Exercise task >> Each record is to be printed again precisely as it reads.

______

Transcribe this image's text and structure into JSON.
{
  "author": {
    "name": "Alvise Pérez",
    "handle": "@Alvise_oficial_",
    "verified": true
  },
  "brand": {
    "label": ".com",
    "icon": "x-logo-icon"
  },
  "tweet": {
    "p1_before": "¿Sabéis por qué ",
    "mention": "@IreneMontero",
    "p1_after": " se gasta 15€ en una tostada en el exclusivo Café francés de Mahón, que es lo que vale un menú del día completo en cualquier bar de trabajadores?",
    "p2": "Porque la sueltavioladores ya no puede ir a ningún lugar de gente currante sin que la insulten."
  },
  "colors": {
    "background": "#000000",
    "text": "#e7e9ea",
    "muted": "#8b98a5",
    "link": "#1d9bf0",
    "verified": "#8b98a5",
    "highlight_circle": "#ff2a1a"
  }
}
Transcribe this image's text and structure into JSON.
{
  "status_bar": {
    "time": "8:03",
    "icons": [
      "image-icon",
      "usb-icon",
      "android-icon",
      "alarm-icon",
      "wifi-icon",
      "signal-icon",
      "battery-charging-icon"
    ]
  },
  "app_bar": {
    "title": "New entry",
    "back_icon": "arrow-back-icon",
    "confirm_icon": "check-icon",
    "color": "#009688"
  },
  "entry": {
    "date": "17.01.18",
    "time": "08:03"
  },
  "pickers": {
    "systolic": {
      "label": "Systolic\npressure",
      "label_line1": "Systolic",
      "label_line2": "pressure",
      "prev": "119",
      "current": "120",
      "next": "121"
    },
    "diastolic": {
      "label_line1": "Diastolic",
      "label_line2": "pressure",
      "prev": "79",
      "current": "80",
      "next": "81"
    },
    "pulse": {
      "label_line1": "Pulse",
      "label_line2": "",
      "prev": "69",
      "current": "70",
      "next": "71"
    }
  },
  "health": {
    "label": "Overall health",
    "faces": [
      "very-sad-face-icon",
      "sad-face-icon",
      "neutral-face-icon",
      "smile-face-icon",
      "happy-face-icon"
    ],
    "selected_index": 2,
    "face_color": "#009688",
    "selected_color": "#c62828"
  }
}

______

Result of this exercise >>
Transcribe this image's text and structure into JSON.
{
  "author": {
    "name": "Alvise Pérez",
    "handle": "@Alvise_oficial_",
    "verified": true
  },
  "brand": {
    "label": ".com",
    "icon": "x-logo-icon"
  },
  "tweet": {
    "p1_before": "¿Sabéis por qué ",
    "mention": "@IreneMontero",
    "p1_after": " se gasta 15€ en una tostada en el exclusivo Café francés de Mahón, que es lo que vale un menú del día completo en cualquier bar de trabajadores?",
    "p2": "Porque la sueltavioladores ya no puede ir a ningún lugar de gente currante sin que la insulten."
  },
  "colors": {
    "background": "#000000",
    "text": "#e7e9ea",
    "muted": "#8b98a5",
    "link": "#1d9bf0",
    "verified": "#8b98a5",
    "highlight_circle": "#ff2a1a"
  }
}
Transcribe this image's text and structure into JSON.
{
  "status_bar": {
    "time": "8:03",
    "icons": [
      "image-icon",
      "usb-icon",
      "android-icon",
      "alarm-icon",
      "wifi-icon",
      "signal-icon",
      "battery-charging-icon"
    ]
  },
  "app_bar": {
    "title": "New entry",
    "back_icon": "arrow-back-icon",
    "confirm_icon": "check-icon",
    "color": "#009688"
  },
  "entry": {
    "date": "17.01.18",
    "time": "08:03"
  },
  "pickers": {
    "systolic": {
      "label": "Systolic\npressure",
      "label_line1": "Systolic",
      "label_line2": "pressure",
      "prev": "119",
      "current": "120",
      "next": "121"
    },
    "diastolic": {
      "label_line1": "Diastolic",
      "label_line2": "pressure",
      "prev": "79",
      "current": "80",
      "next": "81"
    },
    "pulse": {
      "label_line1": "Pulse",
      "label_line2": "",
      "prev": "69",
      "current": "70",
      "next": "71"
    }
  },
  "health": {
    "label": "Overall health",
    "faces": [
      "very-sad-face-icon",
      "sad-face-icon",
      "neutral-face-icon",
      "smile-face-icon",
      "happy-face-icon"
    ],
    "selected_index": 2,
    "face_color": "#009688",
    "selected_color": "#c62828"
  }
}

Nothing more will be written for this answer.